● Source material
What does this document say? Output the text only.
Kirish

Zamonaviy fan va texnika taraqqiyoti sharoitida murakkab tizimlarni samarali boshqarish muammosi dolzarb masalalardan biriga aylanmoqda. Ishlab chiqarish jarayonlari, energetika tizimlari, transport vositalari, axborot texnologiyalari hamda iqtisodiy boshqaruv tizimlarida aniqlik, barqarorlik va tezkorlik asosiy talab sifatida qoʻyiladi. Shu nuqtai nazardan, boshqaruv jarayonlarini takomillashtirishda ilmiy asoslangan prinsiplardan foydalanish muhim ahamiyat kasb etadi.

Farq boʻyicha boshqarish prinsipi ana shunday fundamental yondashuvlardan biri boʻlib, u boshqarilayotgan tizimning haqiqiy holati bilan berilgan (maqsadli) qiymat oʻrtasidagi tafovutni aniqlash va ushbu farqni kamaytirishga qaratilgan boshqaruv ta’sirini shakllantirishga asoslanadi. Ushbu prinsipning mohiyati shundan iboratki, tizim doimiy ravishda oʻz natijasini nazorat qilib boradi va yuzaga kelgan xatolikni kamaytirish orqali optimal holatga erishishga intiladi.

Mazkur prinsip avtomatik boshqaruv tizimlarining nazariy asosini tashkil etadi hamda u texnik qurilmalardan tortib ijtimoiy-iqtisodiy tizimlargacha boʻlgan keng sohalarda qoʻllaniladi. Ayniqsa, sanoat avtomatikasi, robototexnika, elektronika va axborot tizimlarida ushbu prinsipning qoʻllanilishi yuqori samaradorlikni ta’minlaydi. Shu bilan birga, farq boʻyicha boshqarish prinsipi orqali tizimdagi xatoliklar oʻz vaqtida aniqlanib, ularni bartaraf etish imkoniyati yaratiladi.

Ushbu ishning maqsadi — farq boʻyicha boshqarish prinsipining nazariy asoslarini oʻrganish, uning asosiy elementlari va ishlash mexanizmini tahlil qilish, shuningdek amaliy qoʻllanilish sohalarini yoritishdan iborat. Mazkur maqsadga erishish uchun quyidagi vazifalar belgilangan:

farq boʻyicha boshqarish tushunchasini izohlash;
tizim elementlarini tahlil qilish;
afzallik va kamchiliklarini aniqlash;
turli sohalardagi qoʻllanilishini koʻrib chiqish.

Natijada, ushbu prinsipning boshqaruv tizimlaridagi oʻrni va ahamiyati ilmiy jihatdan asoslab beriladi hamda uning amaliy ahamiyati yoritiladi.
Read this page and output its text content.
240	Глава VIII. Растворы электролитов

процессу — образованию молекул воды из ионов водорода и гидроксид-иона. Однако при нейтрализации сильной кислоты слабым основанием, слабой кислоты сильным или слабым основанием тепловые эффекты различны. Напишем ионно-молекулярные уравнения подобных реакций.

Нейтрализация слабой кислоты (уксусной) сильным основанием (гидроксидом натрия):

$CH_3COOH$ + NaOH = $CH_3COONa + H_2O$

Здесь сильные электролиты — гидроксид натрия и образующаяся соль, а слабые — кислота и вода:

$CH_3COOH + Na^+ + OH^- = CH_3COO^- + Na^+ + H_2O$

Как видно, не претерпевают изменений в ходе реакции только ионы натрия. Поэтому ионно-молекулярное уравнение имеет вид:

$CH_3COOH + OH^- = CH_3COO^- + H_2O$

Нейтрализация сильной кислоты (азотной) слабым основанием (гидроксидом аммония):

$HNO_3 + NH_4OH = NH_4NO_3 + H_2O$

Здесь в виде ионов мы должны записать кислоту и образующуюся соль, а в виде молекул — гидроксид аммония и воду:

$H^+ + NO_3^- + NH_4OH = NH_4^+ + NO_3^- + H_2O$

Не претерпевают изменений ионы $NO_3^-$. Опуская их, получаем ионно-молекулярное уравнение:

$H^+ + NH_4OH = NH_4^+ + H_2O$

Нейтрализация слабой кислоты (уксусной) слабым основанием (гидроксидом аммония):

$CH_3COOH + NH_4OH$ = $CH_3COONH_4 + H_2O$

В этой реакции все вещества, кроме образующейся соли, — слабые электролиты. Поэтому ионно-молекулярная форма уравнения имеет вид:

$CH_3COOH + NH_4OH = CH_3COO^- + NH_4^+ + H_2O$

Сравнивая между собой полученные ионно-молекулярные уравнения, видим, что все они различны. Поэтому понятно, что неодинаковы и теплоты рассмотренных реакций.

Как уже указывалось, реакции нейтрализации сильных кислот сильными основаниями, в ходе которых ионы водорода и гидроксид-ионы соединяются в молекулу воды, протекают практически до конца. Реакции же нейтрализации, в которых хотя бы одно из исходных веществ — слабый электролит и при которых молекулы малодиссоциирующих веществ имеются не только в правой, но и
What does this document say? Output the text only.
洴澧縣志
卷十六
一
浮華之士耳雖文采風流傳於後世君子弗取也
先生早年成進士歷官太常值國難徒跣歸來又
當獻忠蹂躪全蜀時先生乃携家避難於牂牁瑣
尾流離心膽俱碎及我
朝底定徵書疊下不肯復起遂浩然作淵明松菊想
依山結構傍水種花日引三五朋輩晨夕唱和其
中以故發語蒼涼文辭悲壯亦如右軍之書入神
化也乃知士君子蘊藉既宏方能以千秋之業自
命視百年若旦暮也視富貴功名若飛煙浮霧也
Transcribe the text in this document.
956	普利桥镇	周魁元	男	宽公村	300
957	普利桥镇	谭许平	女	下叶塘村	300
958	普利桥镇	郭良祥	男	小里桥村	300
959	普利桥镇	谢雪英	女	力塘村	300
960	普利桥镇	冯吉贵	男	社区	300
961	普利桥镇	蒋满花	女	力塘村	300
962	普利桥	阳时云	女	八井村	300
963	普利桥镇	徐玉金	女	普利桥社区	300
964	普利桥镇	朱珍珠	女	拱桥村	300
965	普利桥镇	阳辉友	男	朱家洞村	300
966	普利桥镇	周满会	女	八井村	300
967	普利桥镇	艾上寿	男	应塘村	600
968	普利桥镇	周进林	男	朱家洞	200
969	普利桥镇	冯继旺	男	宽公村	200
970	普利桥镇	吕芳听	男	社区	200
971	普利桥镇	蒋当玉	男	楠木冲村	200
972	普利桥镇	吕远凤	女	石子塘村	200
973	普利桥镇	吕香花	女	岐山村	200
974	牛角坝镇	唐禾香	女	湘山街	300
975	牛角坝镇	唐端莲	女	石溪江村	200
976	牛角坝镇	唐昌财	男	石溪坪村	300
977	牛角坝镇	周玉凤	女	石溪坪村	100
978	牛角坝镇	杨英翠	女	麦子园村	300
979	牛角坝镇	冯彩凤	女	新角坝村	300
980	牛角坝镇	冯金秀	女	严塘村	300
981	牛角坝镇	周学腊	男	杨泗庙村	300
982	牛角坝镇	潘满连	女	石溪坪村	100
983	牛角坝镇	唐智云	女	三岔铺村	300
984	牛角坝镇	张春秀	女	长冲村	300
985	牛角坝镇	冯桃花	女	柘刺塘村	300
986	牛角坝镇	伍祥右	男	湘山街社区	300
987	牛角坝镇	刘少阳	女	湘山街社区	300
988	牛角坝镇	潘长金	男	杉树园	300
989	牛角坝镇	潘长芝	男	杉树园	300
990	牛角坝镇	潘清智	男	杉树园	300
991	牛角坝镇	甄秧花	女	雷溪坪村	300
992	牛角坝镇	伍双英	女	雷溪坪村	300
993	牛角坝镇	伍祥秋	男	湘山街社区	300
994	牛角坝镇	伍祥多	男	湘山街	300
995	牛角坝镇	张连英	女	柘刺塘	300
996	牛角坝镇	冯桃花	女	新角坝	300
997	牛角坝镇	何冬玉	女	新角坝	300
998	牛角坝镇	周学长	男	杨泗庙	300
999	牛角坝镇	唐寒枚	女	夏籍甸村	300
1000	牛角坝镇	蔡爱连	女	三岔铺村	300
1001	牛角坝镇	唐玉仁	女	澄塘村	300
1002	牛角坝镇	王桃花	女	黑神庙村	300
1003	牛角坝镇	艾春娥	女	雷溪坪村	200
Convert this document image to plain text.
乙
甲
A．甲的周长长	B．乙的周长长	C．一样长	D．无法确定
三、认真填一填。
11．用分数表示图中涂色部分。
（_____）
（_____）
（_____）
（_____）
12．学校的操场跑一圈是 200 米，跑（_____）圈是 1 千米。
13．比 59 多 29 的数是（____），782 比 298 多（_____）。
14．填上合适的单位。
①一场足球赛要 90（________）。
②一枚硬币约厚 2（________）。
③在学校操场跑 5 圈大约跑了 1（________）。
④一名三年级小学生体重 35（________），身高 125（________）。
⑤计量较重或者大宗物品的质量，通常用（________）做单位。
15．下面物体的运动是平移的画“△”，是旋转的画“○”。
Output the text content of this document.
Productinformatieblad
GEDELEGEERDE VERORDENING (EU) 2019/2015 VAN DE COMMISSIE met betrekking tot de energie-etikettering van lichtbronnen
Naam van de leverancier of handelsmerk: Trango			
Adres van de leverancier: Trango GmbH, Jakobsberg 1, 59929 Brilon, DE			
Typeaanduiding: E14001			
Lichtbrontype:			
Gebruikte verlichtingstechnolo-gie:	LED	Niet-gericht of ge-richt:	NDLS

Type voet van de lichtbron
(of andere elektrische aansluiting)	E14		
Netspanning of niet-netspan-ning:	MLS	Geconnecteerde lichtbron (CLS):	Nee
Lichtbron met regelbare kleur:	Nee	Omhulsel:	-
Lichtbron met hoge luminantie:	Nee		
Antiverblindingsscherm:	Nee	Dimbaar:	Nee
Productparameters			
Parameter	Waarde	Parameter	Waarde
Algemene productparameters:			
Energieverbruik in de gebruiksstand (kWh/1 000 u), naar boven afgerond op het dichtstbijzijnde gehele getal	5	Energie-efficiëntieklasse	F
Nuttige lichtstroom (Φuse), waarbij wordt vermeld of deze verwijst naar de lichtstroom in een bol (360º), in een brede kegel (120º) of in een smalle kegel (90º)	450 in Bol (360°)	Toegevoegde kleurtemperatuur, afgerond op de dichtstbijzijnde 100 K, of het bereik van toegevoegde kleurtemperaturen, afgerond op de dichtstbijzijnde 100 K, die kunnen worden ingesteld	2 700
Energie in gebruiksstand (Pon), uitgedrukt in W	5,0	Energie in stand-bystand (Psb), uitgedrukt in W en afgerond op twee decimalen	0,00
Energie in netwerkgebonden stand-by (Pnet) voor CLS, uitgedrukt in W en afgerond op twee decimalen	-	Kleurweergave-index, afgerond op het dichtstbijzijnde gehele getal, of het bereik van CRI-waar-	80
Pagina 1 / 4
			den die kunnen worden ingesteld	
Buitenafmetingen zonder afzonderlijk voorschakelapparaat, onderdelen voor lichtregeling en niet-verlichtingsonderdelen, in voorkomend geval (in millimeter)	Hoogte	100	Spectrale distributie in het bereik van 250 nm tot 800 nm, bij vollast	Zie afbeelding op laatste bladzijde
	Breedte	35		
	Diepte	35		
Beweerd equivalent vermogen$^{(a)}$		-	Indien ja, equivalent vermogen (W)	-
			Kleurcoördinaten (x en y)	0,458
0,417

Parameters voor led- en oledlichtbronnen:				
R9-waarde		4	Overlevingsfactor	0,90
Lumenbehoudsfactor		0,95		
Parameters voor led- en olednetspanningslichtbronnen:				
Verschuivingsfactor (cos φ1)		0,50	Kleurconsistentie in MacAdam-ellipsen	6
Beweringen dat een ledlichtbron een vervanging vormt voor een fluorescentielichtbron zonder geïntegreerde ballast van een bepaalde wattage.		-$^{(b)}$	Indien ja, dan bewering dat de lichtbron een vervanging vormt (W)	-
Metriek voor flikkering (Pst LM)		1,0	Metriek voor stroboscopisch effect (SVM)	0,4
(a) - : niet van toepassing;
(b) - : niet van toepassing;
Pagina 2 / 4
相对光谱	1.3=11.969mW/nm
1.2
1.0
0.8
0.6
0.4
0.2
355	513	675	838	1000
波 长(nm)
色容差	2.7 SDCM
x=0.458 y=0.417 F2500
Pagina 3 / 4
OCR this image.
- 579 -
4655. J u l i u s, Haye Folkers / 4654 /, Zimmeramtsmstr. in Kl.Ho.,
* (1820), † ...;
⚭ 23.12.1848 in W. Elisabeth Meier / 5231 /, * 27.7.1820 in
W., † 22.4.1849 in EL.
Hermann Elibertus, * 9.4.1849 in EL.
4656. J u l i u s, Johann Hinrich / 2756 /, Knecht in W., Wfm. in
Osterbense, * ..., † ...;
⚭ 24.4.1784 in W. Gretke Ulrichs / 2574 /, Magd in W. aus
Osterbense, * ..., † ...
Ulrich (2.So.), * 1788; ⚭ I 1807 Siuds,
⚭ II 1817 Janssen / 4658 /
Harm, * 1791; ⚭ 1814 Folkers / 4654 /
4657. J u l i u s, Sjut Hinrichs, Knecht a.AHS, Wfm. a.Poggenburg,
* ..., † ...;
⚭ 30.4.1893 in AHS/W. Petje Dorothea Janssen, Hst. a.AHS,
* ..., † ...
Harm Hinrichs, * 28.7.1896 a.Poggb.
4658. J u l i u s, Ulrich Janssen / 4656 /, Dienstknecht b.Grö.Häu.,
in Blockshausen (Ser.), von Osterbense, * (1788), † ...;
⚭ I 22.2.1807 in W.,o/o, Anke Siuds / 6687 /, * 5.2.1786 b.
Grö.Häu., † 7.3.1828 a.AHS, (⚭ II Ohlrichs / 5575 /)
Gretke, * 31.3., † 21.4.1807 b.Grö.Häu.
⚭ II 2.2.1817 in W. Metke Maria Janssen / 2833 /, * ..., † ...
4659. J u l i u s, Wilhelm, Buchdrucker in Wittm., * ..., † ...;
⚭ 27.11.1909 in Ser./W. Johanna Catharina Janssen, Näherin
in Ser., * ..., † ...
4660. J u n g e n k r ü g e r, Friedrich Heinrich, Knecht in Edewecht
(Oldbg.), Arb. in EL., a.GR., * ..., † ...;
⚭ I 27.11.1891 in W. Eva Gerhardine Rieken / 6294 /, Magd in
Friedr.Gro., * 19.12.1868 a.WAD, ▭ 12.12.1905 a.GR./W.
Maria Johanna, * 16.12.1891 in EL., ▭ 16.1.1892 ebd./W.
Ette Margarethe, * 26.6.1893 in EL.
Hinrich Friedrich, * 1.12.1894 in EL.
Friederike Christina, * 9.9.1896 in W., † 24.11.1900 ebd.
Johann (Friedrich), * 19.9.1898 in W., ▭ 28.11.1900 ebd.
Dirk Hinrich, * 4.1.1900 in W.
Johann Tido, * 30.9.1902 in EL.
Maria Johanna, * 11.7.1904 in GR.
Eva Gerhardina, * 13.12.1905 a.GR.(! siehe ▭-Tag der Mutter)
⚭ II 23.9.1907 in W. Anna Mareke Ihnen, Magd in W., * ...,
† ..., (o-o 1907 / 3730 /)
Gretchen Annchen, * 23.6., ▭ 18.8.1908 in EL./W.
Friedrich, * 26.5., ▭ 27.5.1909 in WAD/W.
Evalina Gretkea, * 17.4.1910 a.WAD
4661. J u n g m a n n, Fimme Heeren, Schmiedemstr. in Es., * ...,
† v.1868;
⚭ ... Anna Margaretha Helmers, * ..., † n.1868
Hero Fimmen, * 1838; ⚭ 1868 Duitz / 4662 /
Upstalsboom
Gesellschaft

● What needs to be done
Locate "OCR this image." in the data above. Then repeat, exactly, its line and each line after it through the last, adding nothing.

● Solved exercise
OCR this image.
- 579 -
4655. J u l i u s, Haye Folkers / 4654 /, Zimmeramtsmstr. in Kl.Ho.,
* (1820), † ...;
⚭ 23.12.1848 in W. Elisabeth Meier / 5231 /, * 27.7.1820 in
W., † 22.4.1849 in EL.
Hermann Elibertus, * 9.4.1849 in EL.
4656. J u l i u s, Johann Hinrich / 2756 /, Knecht in W., Wfm. in
Osterbense, * ..., † ...;
⚭ 24.4.1784 in W. Gretke Ulrichs / 2574 /, Magd in W. aus
Osterbense, * ..., † ...
Ulrich (2.So.), * 1788; ⚭ I 1807 Siuds,
⚭ II 1817 Janssen / 4658 /
Harm, * 1791; ⚭ 1814 Folkers / 4654 /
4657. J u l i u s, Sjut Hinrichs, Knecht a.AHS, Wfm. a.Poggenburg,
* ..., † ...;
⚭ 30.4.1893 in AHS/W. Petje Dorothea Janssen, Hst. a.AHS,
* ..., † ...
Harm Hinrichs, * 28.7.1896 a.Poggb.
4658. J u l i u s, Ulrich Janssen / 4656 /, Dienstknecht b.Grö.Häu.,
in Blockshausen (Ser.), von Osterbense, * (1788), † ...;
⚭ I 22.2.1807 in W.,o/o, Anke Siuds / 6687 /, * 5.2.1786 b.
Grö.Häu., † 7.3.1828 a.AHS, (⚭ II Ohlrichs / 5575 /)
Gretke, * 31.3., † 21.4.1807 b.Grö.Häu.
⚭ II 2.2.1817 in W. Metke Maria Janssen / 2833 /, * ..., † ...
4659. J u l i u s, Wilhelm, Buchdrucker in Wittm., * ..., † ...;
⚭ 27.11.1909 in Ser./W. Johanna Catharina Janssen, Näherin
in Ser., * ..., † ...
4660. J u n g e n k r ü g e r, Friedrich Heinrich, Knecht in Edewecht
(Oldbg.), Arb. in EL., a.GR., * ..., † ...;
⚭ I 27.11.1891 in W. Eva Gerhardine Rieken / 6294 /, Magd in
Friedr.Gro., * 19.12.1868 a.WAD, ▭ 12.12.1905 a.GR./W.
Maria Johanna, * 16.12.1891 in EL., ▭ 16.1.1892 ebd./W.
Ette Margarethe, * 26.6.1893 in EL.
Hinrich Friedrich, * 1.12.1894 in EL.
Friederike Christina, * 9.9.1896 in W., † 24.11.1900 ebd.
Johann (Friedrich), * 19.9.1898 in W., ▭ 28.11.1900 ebd.
Dirk Hinrich, * 4.1.1900 in W.
Johann Tido, * 30.9.1902 in EL.
Maria Johanna, * 11.7.1904 in GR.
Eva Gerhardina, * 13.12.1905 a.GR.(! siehe ▭-Tag der Mutter)
⚭ II 23.9.1907 in W. Anna Mareke Ihnen, Magd in W., * ...,
† ..., (o-o 1907 / 3730 /)
Gretchen Annchen, * 23.6., ▭ 18.8.1908 in EL./W.
Friedrich, * 26.5., ▭ 27.5.1909 in WAD/W.
Evalina Gretkea, * 17.4.1910 a.WAD
4661. J u n g m a n n, Fimme Heeren, Schmiedemstr. in Es., * ...,
† v.1868;
⚭ ... Anna Margaretha Helmers, * ..., † n.1868
Hero Fimmen, * 1838; ⚭ 1868 Duitz / 4662 /
Upstalsboom
Gesellschaft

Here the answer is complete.